● Stated goal
Find the lines containing the word "ремонт" and copy every one of them.

------------------------------------------------------------

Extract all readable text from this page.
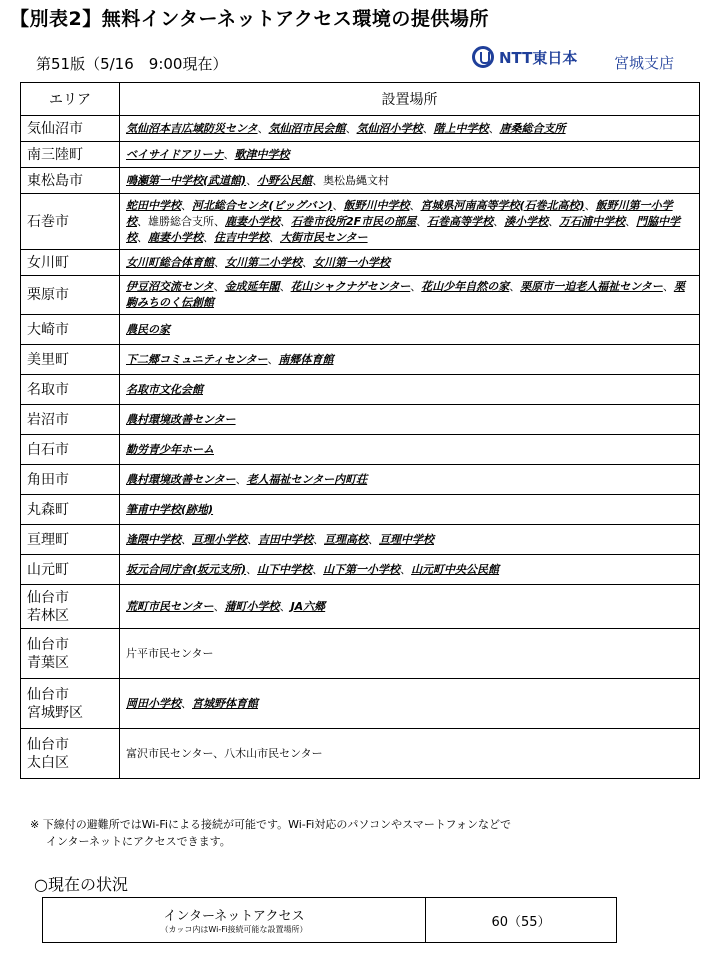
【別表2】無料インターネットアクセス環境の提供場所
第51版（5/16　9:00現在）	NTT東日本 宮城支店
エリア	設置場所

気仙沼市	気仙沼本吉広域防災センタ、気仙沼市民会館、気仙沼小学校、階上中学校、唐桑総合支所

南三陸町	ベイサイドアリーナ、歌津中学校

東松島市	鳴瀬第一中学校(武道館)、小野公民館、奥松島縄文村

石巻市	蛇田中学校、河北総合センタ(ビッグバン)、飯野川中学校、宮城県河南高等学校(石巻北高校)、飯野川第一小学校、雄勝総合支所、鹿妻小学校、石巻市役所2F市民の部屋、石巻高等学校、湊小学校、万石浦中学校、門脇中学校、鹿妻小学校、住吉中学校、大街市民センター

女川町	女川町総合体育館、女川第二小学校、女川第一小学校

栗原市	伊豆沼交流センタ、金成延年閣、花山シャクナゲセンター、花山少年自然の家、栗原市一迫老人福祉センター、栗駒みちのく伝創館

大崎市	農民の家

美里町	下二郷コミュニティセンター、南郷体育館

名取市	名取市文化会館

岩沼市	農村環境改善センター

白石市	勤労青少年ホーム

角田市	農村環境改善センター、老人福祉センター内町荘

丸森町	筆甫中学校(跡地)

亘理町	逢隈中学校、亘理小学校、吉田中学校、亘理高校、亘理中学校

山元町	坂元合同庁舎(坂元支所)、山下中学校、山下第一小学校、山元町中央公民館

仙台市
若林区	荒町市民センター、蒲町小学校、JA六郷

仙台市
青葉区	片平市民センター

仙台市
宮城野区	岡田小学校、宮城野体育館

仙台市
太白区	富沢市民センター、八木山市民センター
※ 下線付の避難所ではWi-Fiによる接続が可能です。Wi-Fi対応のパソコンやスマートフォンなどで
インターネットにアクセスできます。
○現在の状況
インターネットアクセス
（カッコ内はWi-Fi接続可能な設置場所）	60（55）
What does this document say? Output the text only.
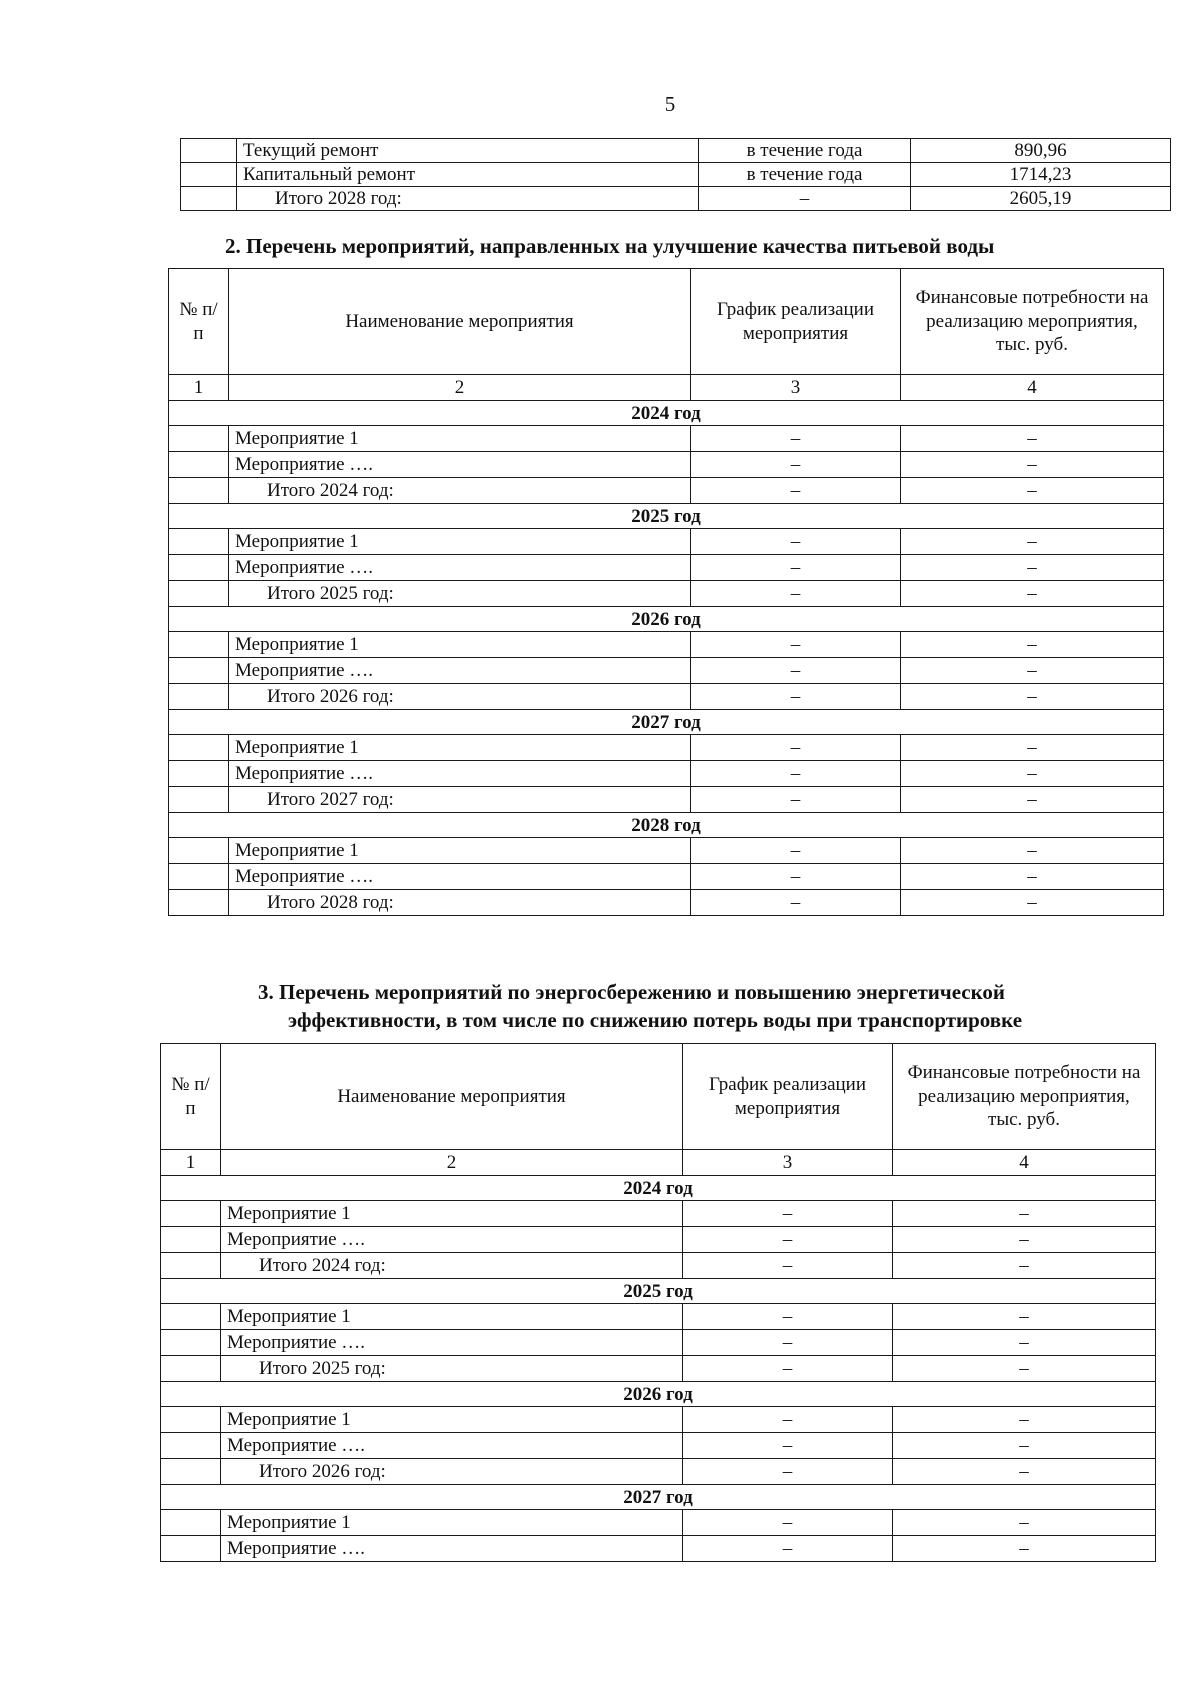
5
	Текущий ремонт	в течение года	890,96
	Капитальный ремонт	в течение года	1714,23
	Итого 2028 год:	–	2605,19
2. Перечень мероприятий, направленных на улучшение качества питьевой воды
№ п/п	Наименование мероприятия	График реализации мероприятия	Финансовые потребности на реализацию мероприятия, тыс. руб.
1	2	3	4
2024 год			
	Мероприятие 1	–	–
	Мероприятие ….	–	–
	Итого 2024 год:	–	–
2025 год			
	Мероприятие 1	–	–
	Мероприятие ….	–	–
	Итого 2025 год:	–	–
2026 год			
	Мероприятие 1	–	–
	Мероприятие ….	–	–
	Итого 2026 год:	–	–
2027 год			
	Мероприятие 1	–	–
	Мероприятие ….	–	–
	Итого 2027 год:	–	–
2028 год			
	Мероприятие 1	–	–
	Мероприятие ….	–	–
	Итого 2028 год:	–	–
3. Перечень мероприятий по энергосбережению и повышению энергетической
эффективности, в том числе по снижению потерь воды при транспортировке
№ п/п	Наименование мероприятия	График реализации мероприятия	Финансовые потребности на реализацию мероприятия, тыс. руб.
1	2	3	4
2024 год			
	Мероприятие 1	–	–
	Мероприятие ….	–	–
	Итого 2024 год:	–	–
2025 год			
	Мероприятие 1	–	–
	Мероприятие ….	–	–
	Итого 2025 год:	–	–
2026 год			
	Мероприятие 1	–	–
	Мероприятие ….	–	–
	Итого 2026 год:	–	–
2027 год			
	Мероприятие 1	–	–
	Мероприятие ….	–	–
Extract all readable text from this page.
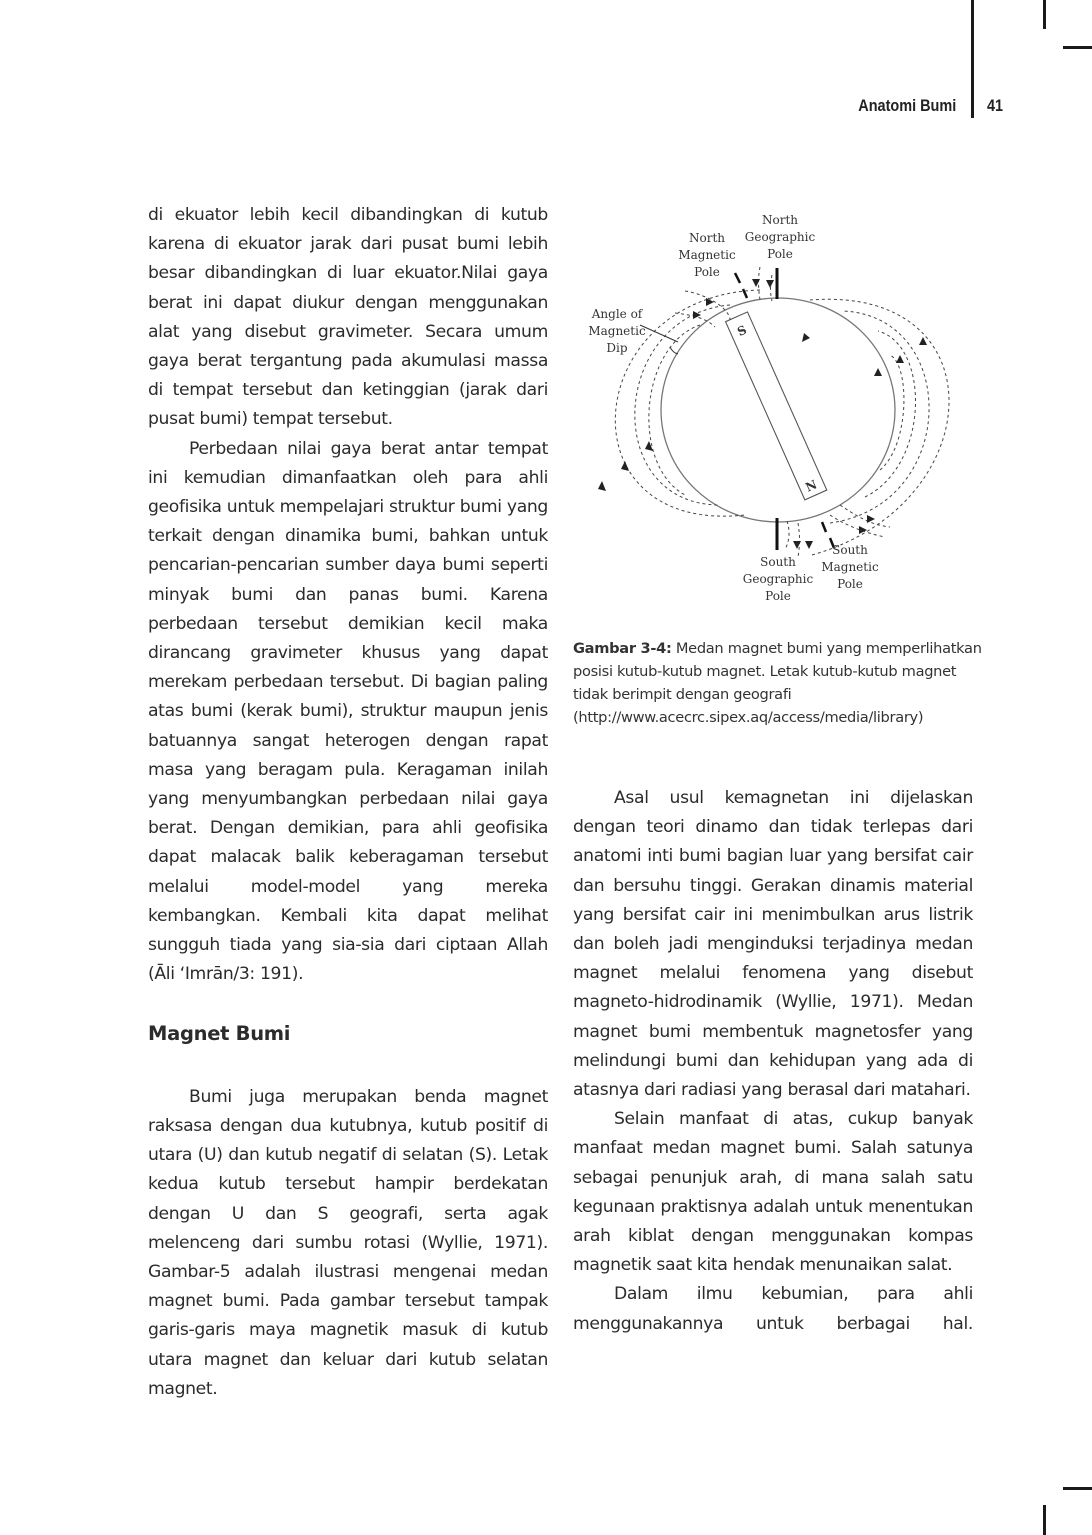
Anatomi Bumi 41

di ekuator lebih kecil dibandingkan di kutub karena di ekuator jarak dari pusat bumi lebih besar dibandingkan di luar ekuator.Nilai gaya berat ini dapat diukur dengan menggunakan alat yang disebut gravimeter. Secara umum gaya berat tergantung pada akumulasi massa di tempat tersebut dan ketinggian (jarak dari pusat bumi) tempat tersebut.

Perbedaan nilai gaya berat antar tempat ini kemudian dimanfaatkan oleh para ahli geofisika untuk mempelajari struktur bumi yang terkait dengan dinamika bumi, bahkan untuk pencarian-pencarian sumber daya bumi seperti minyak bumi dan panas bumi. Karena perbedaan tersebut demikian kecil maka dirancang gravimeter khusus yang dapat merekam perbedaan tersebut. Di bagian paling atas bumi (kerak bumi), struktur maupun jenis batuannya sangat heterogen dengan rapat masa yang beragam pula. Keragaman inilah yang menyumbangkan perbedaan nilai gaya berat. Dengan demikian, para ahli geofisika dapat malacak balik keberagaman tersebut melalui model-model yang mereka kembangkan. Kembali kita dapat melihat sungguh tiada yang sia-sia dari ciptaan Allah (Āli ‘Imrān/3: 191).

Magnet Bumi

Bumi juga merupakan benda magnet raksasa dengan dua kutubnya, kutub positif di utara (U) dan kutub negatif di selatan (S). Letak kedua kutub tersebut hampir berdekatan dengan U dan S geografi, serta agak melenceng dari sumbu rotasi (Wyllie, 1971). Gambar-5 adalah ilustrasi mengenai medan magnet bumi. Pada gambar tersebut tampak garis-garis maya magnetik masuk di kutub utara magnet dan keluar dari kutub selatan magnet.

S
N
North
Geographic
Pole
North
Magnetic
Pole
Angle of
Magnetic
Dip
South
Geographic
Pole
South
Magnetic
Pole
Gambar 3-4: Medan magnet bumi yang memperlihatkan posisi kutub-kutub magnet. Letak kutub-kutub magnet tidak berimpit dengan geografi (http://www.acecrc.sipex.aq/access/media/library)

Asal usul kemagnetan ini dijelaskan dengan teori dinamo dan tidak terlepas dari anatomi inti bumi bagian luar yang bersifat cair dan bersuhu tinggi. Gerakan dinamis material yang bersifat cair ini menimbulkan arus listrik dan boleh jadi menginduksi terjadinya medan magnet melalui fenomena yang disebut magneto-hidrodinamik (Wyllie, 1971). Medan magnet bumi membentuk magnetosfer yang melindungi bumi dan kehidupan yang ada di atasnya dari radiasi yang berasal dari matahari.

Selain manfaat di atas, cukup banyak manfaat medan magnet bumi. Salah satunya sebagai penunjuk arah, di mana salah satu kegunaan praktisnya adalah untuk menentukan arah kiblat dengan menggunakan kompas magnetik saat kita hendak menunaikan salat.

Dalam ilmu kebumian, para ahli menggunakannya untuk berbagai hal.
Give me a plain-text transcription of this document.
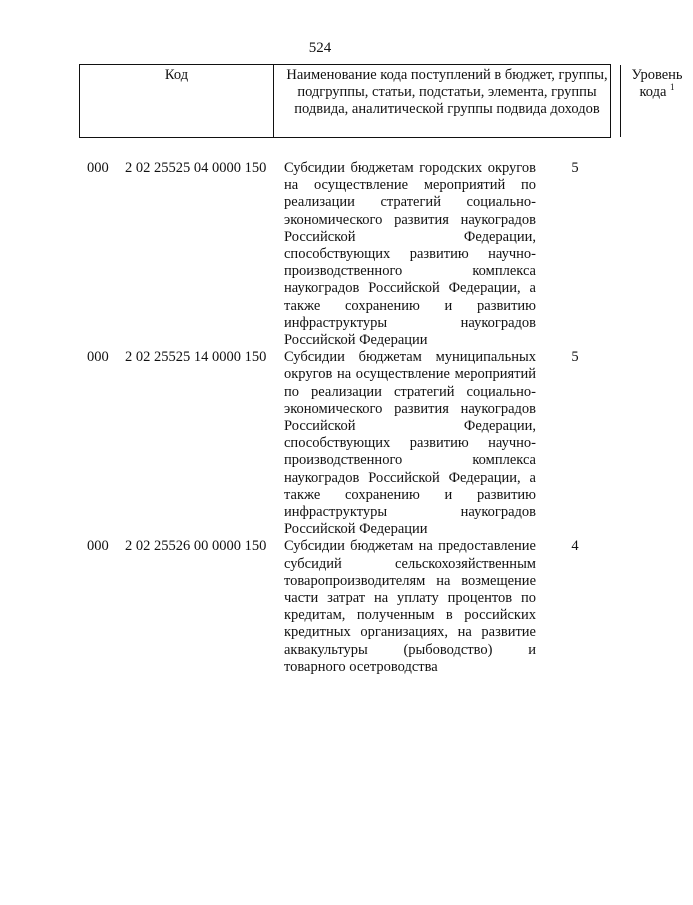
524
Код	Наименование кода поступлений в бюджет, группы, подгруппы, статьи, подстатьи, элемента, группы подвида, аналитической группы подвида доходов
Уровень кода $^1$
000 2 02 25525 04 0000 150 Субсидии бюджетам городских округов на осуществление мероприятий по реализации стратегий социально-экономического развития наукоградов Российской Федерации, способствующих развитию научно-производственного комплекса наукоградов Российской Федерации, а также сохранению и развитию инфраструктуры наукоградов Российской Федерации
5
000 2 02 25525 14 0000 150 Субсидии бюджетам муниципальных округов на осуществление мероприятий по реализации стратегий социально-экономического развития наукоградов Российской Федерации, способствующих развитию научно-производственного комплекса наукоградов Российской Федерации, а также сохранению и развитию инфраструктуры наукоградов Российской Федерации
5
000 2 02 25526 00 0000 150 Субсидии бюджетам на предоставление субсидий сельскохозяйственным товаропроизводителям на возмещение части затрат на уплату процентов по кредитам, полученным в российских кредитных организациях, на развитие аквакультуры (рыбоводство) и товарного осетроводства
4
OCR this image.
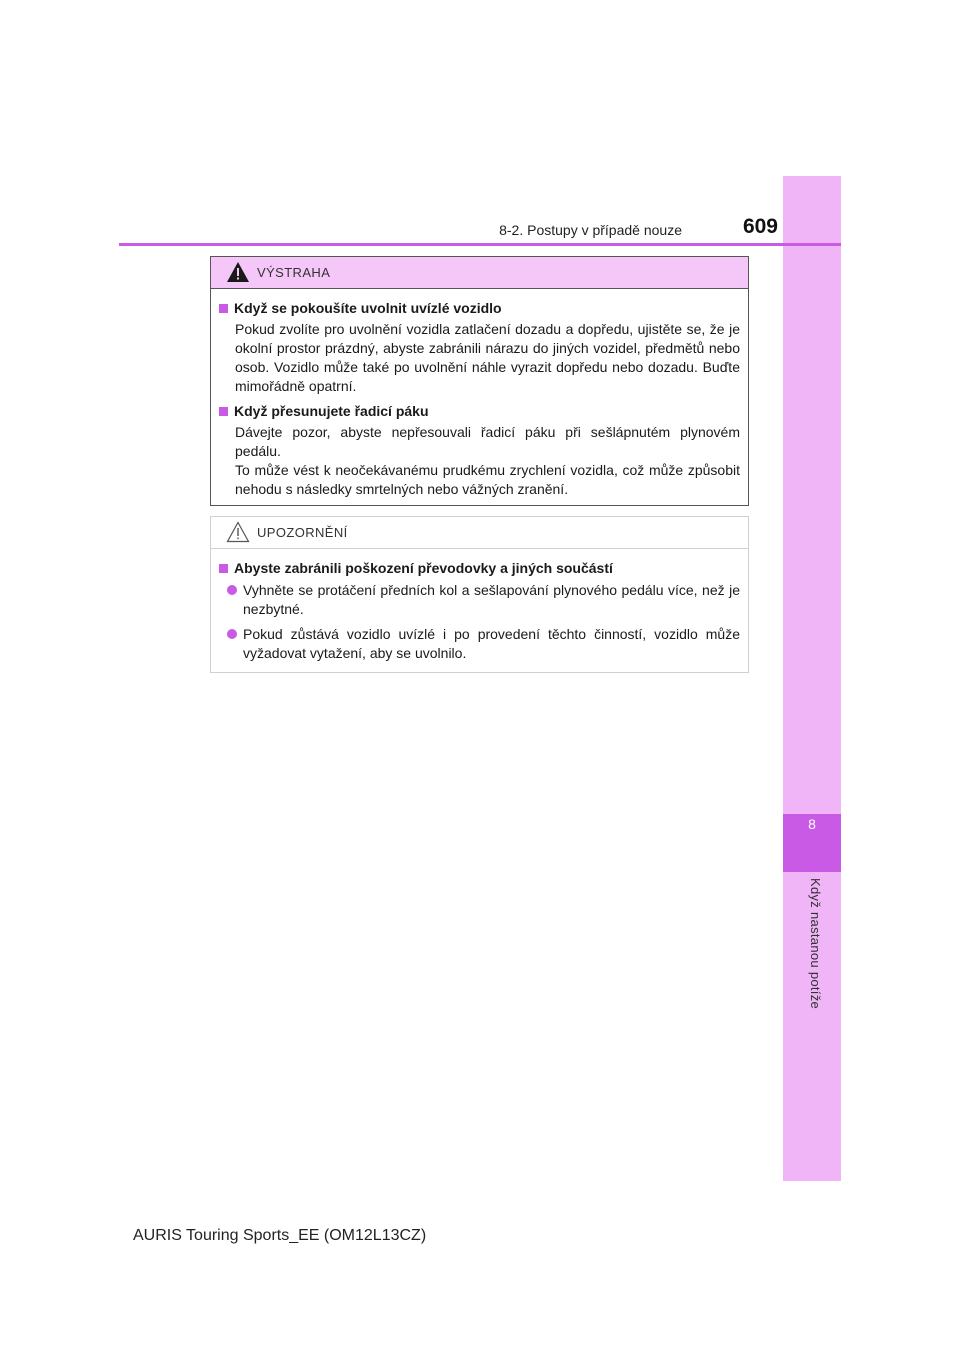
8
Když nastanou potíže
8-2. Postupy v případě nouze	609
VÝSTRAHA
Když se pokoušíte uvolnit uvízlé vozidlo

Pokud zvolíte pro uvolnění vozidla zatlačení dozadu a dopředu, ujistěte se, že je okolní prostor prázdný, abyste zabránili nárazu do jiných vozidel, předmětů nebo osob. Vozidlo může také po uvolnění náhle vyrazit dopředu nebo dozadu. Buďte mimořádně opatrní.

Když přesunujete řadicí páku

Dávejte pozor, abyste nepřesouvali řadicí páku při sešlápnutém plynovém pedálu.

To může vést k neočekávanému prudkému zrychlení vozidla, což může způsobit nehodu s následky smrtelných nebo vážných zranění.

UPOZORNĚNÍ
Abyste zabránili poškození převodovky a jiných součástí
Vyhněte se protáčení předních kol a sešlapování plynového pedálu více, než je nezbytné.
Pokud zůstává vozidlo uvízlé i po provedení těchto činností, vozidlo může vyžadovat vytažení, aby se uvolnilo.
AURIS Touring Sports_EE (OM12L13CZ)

------------------------------------------------------------

● Written answer
	Текущий ремонт	в течение года	890,96
	Капитальный ремонт	в течение года	1714,23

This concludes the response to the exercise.